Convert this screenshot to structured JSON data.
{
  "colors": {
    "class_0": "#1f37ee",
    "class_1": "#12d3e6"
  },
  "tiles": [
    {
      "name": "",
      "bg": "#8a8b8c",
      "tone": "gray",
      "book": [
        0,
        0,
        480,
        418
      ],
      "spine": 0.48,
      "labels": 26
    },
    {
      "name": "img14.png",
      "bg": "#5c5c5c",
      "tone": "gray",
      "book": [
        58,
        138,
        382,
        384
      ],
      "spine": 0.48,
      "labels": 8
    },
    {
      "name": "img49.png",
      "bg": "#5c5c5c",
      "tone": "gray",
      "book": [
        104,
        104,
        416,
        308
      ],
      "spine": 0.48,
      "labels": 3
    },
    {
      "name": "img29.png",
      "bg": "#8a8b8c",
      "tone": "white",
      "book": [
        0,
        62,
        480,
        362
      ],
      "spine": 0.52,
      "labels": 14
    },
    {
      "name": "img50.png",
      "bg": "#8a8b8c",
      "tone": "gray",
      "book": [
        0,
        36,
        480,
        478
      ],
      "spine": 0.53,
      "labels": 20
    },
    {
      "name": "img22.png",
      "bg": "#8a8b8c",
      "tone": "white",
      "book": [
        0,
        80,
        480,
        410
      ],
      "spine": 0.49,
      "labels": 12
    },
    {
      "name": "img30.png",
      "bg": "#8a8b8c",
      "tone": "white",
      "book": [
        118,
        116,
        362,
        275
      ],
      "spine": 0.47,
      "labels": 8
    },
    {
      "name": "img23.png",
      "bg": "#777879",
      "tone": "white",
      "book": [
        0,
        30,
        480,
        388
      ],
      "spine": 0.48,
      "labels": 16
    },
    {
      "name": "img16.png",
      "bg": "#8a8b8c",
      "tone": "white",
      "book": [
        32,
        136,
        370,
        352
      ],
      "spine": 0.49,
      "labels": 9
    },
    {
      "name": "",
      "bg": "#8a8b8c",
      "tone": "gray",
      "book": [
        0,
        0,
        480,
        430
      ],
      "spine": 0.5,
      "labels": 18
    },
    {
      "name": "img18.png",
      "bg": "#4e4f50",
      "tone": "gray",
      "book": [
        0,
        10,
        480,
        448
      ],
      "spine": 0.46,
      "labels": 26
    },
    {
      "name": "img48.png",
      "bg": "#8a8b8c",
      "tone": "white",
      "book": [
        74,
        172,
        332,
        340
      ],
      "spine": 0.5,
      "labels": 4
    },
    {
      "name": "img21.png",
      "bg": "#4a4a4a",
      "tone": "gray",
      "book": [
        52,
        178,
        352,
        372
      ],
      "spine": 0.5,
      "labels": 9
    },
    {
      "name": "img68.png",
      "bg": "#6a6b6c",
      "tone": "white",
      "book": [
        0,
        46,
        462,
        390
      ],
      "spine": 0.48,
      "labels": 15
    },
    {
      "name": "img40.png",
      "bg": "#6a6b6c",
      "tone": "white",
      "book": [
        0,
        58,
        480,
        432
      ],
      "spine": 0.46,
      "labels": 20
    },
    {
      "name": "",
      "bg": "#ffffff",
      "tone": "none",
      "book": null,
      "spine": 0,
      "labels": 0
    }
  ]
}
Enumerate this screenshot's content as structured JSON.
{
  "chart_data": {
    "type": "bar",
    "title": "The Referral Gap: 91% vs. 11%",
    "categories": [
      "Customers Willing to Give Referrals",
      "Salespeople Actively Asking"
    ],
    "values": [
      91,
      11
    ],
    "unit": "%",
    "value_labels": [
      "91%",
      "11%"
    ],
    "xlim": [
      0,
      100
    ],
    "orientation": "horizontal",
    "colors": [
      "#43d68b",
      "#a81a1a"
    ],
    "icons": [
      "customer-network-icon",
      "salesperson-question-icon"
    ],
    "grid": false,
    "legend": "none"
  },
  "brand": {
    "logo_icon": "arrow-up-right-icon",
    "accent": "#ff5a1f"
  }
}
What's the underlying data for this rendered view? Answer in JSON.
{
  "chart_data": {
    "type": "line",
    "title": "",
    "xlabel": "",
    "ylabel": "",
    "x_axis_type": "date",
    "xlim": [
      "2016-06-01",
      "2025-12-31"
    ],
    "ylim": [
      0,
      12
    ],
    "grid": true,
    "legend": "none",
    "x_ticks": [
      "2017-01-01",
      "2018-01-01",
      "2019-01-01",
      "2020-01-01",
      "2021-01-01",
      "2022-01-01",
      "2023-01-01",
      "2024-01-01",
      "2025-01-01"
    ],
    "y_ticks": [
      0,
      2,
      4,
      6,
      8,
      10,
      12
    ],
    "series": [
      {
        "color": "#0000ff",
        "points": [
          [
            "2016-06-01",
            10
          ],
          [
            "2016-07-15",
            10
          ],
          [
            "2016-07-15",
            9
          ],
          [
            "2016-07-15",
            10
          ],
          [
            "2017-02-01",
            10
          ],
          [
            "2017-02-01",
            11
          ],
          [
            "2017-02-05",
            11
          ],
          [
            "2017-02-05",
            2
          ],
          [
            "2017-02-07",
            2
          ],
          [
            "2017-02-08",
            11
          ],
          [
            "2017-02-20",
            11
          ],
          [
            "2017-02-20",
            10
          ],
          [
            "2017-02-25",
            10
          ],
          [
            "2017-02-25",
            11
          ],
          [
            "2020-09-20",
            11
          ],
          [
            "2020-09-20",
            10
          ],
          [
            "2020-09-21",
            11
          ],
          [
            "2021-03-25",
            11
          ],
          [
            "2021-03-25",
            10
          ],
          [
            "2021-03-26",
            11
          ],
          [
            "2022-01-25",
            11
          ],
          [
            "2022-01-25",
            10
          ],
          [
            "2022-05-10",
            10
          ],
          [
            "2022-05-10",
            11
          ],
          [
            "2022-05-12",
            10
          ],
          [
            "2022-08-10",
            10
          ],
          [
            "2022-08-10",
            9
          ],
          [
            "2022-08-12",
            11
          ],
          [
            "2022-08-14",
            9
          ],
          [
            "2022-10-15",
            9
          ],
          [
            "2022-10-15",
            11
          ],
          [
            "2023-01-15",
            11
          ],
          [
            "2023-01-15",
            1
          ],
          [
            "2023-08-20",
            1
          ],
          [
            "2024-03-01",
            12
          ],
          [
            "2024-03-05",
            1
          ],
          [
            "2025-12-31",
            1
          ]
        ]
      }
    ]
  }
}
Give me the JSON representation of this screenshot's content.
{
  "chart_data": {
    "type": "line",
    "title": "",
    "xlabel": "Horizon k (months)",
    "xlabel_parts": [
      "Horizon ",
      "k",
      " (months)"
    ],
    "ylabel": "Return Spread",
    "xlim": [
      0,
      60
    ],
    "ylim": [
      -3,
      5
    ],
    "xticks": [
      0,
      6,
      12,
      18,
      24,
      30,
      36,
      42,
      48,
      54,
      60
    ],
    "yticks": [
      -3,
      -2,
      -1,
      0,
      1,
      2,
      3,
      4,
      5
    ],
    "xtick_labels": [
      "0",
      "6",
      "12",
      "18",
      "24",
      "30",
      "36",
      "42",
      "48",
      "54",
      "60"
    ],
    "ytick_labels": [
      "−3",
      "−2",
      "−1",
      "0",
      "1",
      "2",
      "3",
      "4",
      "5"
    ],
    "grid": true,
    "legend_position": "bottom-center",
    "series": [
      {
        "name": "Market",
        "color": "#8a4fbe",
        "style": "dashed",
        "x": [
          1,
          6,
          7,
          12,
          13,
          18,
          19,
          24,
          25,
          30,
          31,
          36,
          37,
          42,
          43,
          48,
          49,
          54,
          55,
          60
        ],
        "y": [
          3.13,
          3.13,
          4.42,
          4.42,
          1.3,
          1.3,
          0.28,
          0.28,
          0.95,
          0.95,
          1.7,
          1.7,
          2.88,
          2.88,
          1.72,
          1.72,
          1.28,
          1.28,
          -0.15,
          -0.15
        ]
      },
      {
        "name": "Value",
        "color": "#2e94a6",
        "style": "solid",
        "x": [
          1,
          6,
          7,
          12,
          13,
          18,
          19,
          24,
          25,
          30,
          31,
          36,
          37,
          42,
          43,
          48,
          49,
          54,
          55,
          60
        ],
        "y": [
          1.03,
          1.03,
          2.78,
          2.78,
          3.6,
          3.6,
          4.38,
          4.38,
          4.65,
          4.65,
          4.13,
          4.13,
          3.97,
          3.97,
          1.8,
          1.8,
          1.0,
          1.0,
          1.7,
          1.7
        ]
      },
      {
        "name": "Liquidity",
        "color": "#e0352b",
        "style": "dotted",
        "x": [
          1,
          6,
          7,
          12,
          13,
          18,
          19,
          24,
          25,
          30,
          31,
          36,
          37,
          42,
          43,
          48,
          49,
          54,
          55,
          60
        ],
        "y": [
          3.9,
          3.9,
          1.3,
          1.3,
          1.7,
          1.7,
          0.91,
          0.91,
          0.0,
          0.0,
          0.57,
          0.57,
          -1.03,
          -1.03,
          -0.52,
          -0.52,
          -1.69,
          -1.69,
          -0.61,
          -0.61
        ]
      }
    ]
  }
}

☆ ☆ ☆

- [DIRECTION]
From the listing above, copy out each line where the word "screenshot" appears.

- [REPLY]
Convert this screenshot to structured JSON data.
Enumerate this screenshot's content as structured JSON.
Give me the JSON representation of this screenshot's content.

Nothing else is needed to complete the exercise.